#### [What you are asked to do]
Wherever a line in the data below holds "name", copy that line.

** BEGIN Source records **

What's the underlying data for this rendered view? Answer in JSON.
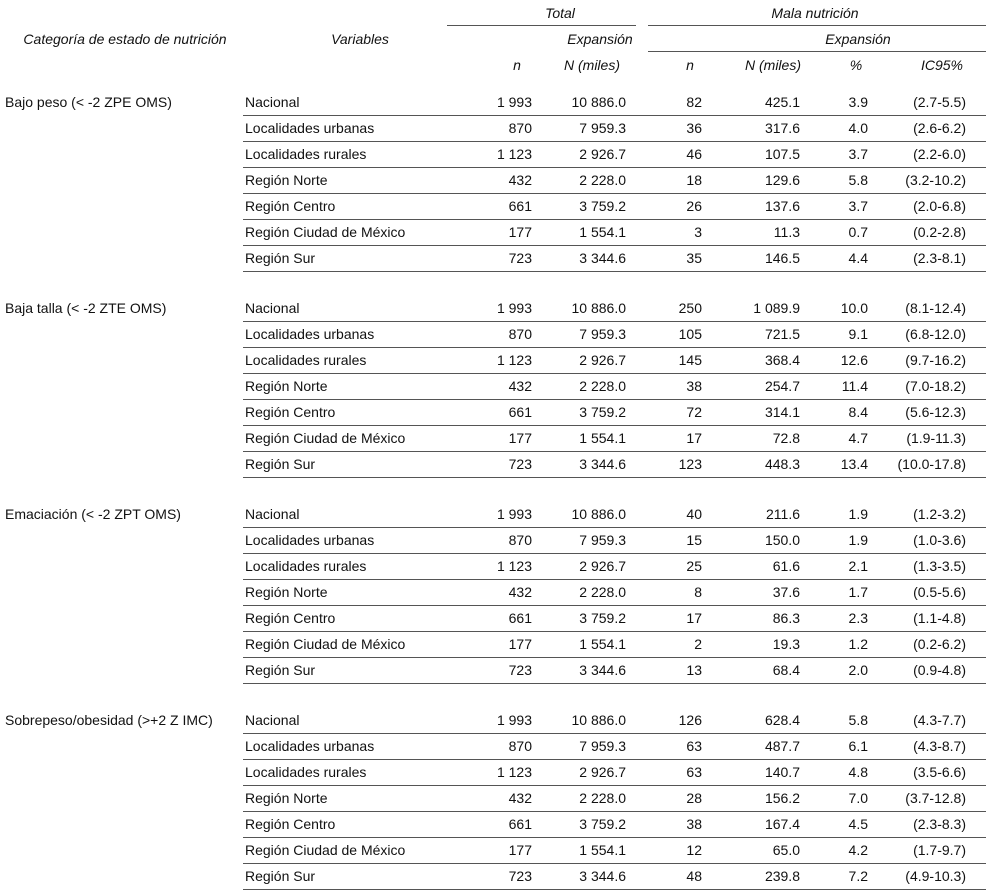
{
  "header": {
    "category": "Categoría de estado de nutrición",
    "variables": "Variables",
    "total": "Total",
    "malnutrition": "Mala nutrición",
    "total_expansion": "Expansión",
    "malnutrition_expansion": "Expansión",
    "columns": [
      "n",
      "N (miles)",
      "n",
      "N (miles)",
      "%",
      "IC95%"
    ]
  },
  "groups": [
    {
      "category": "Bajo peso (< -2 ZPE OMS)",
      "rows": [
        [
          "Nacional",
          "1 993",
          "10 886.0",
          "82",
          "425.1",
          "3.9",
          "(2.7-5.5)"
        ],
        [
          "Localidades urbanas",
          "870",
          "7 959.3",
          "36",
          "317.6",
          "4.0",
          "(2.6-6.2)"
        ],
        [
          "Localidades rurales",
          "1 123",
          "2 926.7",
          "46",
          "107.5",
          "3.7",
          "(2.2-6.0)"
        ],
        [
          "Región Norte",
          "432",
          "2 228.0",
          "18",
          "129.6",
          "5.8",
          "(3.2-10.2)"
        ],
        [
          "Región Centro",
          "661",
          "3 759.2",
          "26",
          "137.6",
          "3.7",
          "(2.0-6.8)"
        ],
        [
          "Región Ciudad de México",
          "177",
          "1 554.1",
          "3",
          "11.3",
          "0.7",
          "(0.2-2.8)"
        ],
        [
          "Región Sur",
          "723",
          "3 344.6",
          "35",
          "146.5",
          "4.4",
          "(2.3-8.1)"
        ]
      ]
    },
    {
      "category": "Baja talla (< -2 ZTE OMS)",
      "rows": [
        [
          "Nacional",
          "1 993",
          "10 886.0",
          "250",
          "1 089.9",
          "10.0",
          "(8.1-12.4)"
        ],
        [
          "Localidades urbanas",
          "870",
          "7 959.3",
          "105",
          "721.5",
          "9.1",
          "(6.8-12.0)"
        ],
        [
          "Localidades rurales",
          "1 123",
          "2 926.7",
          "145",
          "368.4",
          "12.6",
          "(9.7-16.2)"
        ],
        [
          "Región Norte",
          "432",
          "2 228.0",
          "38",
          "254.7",
          "11.4",
          "(7.0-18.2)"
        ],
        [
          "Región Centro",
          "661",
          "3 759.2",
          "72",
          "314.1",
          "8.4",
          "(5.6-12.3)"
        ],
        [
          "Región Ciudad de México",
          "177",
          "1 554.1",
          "17",
          "72.8",
          "4.7",
          "(1.9-11.3)"
        ],
        [
          "Región Sur",
          "723",
          "3 344.6",
          "123",
          "448.3",
          "13.4",
          "(10.0-17.8)"
        ]
      ]
    },
    {
      "category": "Emaciación (< -2 ZPT OMS)",
      "rows": [
        [
          "Nacional",
          "1 993",
          "10 886.0",
          "40",
          "211.6",
          "1.9",
          "(1.2-3.2)"
        ],
        [
          "Localidades urbanas",
          "870",
          "7 959.3",
          "15",
          "150.0",
          "1.9",
          "(1.0-3.6)"
        ],
        [
          "Localidades rurales",
          "1 123",
          "2 926.7",
          "25",
          "61.6",
          "2.1",
          "(1.3-3.5)"
        ],
        [
          "Región Norte",
          "432",
          "2 228.0",
          "8",
          "37.6",
          "1.7",
          "(0.5-5.6)"
        ],
        [
          "Región Centro",
          "661",
          "3 759.2",
          "17",
          "86.3",
          "2.3",
          "(1.1-4.8)"
        ],
        [
          "Región Ciudad de México",
          "177",
          "1 554.1",
          "2",
          "19.3",
          "1.2",
          "(0.2-6.2)"
        ],
        [
          "Región Sur",
          "723",
          "3 344.6",
          "13",
          "68.4",
          "2.0",
          "(0.9-4.8)"
        ]
      ]
    },
    {
      "category": "Sobrepeso/obesidad (>+2 Z IMC)",
      "rows": [
        [
          "Nacional",
          "1 993",
          "10 886.0",
          "126",
          "628.4",
          "5.8",
          "(4.3-7.7)"
        ],
        [
          "Localidades urbanas",
          "870",
          "7 959.3",
          "63",
          "487.7",
          "6.1",
          "(4.3-8.7)"
        ],
        [
          "Localidades rurales",
          "1 123",
          "2 926.7",
          "63",
          "140.7",
          "4.8",
          "(3.5-6.6)"
        ],
        [
          "Región Norte",
          "432",
          "2 228.0",
          "28",
          "156.2",
          "7.0",
          "(3.7-12.8)"
        ],
        [
          "Región Centro",
          "661",
          "3 759.2",
          "38",
          "167.4",
          "4.5",
          "(2.3-8.3)"
        ],
        [
          "Región Ciudad de México",
          "177",
          "1 554.1",
          "12",
          "65.0",
          "4.2",
          "(1.7-9.7)"
        ],
        [
          "Región Sur",
          "723",
          "3 344.6",
          "48",
          "239.8",
          "7.2",
          "(4.9-10.3)"
        ]
      ]
    }
  ]
}
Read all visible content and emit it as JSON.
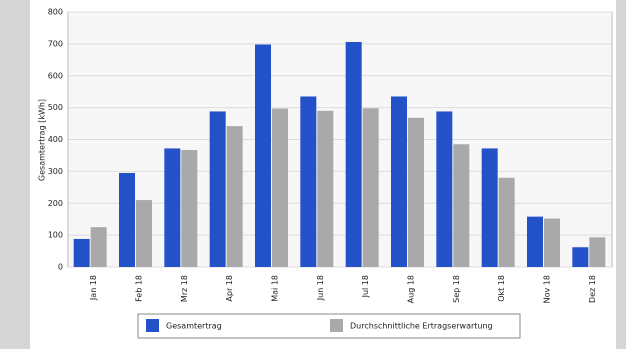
{
  "chart_data": {
    "type": "bar",
    "y_label": "Gesamtertrag [kWh]",
    "categories": [
      "Jan 18",
      "Feb 18",
      "Mrz 18",
      "Apr 18",
      "Mai 18",
      "Jun 18",
      "Jul 18",
      "Aug 18",
      "Sep 18",
      "Okt 18",
      "Nov 18",
      "Dez 18"
    ],
    "series": [
      {
        "name": "Gesamtertrag",
        "color": "#2352c8",
        "values": [
          88,
          295,
          372,
          488,
          698,
          535,
          706,
          535,
          488,
          372,
          158,
          62
        ]
      },
      {
        "name": "Durchschnittliche Ertragserwartung",
        "color": "#a9a9a9",
        "values": [
          125,
          210,
          367,
          442,
          497,
          490,
          498,
          468,
          385,
          280,
          152,
          93
        ]
      }
    ],
    "ylim": [
      0,
      800
    ],
    "yticks": [
      0,
      100,
      200,
      300,
      400,
      500,
      600,
      700,
      800
    ],
    "grid": true
  }
}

** END Source records **

#### [Answer to this task]
        "name": "Gesamtertrag",
        "name": "Durchschnittliche Ertragserwartung",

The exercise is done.